Data records
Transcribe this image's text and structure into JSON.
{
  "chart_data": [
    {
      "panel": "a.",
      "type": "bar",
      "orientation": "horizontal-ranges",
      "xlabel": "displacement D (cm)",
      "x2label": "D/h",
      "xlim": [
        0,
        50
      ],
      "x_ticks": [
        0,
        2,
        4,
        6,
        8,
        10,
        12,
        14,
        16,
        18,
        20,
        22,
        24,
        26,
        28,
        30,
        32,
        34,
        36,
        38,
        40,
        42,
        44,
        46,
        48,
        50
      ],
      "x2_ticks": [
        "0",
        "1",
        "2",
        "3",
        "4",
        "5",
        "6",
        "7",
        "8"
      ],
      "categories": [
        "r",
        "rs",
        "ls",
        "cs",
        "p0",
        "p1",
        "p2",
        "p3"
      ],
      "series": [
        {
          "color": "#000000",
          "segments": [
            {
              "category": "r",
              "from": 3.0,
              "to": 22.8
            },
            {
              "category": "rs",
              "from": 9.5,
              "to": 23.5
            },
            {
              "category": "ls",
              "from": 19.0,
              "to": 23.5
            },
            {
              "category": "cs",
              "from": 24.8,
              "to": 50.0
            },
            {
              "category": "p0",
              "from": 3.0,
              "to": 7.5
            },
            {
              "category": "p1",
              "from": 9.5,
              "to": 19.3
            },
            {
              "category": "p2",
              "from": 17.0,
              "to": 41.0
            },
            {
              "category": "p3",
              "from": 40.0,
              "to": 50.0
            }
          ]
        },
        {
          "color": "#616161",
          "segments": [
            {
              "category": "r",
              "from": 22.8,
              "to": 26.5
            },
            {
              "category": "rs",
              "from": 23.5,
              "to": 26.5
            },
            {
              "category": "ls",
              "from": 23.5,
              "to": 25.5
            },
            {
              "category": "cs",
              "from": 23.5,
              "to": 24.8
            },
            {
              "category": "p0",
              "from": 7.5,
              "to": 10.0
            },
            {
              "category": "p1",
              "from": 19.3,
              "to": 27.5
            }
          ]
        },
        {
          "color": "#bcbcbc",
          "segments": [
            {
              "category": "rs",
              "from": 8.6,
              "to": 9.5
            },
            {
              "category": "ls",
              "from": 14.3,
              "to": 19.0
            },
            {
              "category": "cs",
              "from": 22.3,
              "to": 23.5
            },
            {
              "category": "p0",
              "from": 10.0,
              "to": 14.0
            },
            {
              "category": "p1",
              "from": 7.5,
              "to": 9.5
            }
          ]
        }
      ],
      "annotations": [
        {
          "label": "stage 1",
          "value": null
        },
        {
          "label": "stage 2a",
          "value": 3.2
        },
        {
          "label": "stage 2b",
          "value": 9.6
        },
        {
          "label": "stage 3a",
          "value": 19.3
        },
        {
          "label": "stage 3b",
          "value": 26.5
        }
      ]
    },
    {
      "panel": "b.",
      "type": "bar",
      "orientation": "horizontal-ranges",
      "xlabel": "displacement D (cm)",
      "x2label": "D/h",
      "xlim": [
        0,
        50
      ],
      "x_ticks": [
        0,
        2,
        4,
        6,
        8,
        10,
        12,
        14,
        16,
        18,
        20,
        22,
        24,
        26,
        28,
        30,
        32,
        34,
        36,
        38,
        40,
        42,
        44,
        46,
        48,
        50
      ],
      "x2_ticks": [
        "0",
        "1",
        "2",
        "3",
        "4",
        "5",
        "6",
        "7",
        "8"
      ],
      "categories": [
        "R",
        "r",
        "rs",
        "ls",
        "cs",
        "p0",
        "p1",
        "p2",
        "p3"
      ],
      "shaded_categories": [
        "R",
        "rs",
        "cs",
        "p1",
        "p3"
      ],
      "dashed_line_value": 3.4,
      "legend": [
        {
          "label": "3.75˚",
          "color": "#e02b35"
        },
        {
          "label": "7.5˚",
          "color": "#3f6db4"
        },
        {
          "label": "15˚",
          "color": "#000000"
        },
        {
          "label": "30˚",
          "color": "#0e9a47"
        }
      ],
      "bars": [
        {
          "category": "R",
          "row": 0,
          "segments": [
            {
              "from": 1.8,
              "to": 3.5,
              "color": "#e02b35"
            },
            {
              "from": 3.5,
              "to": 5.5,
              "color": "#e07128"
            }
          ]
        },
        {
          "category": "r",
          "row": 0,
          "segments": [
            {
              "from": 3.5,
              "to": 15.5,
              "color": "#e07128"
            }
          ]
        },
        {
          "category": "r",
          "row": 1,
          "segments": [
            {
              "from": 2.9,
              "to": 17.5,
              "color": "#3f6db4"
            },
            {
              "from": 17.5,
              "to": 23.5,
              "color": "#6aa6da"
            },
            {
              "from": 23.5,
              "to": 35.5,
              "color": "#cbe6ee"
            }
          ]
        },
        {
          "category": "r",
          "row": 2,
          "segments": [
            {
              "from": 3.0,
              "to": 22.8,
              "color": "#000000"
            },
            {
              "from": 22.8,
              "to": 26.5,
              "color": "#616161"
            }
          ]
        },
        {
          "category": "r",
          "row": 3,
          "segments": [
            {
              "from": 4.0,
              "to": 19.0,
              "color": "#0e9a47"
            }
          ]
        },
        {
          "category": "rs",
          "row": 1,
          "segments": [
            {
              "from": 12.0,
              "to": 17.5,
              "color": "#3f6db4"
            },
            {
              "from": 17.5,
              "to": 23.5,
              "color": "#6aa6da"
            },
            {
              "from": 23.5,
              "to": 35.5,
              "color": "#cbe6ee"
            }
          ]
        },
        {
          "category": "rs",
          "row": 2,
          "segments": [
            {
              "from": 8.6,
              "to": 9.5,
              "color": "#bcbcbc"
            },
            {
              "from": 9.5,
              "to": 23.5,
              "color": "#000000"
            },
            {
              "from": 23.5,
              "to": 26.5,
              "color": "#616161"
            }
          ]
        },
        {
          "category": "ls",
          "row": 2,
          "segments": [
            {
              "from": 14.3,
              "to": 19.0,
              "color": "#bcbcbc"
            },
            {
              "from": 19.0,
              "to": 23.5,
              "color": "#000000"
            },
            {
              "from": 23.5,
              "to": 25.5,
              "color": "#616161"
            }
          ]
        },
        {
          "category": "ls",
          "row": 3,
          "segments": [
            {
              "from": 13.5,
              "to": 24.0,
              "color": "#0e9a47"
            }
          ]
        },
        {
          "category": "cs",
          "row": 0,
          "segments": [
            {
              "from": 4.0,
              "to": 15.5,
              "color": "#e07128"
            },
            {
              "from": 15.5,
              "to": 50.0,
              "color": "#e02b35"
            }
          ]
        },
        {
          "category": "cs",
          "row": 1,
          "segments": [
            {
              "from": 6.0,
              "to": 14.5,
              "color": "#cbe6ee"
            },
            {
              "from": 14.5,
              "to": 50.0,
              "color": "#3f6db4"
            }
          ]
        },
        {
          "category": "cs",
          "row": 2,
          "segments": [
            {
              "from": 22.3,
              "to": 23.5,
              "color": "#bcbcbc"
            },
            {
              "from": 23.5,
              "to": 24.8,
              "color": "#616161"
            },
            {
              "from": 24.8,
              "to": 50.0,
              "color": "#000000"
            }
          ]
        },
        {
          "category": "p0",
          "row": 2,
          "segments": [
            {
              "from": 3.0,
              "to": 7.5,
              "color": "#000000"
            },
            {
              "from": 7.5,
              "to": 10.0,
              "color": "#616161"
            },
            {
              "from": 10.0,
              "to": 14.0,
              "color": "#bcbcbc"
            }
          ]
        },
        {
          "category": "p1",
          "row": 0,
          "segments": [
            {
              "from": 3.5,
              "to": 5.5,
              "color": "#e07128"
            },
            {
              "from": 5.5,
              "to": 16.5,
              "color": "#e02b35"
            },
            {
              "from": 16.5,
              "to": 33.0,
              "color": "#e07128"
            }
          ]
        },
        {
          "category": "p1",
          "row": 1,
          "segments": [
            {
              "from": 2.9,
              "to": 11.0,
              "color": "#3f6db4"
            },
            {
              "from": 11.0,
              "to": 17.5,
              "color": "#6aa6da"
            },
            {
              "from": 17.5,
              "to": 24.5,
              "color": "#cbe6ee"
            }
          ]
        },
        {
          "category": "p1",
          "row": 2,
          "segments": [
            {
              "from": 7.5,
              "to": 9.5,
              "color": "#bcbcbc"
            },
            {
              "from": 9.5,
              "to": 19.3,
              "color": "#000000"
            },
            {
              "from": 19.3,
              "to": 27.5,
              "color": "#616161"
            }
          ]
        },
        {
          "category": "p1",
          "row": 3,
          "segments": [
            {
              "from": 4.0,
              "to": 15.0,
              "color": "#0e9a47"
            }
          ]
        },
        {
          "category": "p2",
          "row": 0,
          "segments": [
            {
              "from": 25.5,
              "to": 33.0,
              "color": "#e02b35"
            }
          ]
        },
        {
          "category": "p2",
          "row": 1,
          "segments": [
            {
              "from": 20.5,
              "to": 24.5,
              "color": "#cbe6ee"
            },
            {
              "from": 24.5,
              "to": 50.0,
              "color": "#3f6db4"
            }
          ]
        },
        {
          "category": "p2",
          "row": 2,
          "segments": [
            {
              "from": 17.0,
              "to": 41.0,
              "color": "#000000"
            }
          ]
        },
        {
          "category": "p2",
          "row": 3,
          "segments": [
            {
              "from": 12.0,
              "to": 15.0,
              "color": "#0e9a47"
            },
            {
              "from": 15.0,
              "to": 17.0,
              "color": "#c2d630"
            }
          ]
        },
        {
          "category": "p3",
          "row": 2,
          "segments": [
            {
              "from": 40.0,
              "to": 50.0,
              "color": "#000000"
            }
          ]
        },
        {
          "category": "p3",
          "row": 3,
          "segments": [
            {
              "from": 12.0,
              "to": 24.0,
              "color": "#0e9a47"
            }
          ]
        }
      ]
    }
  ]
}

* _EXERCISE INSTRUCTIONS_:
Looking at the records above, work out how many lines include the word "stage", then give that number by itself.

* _CORRECT ANSWER_:
5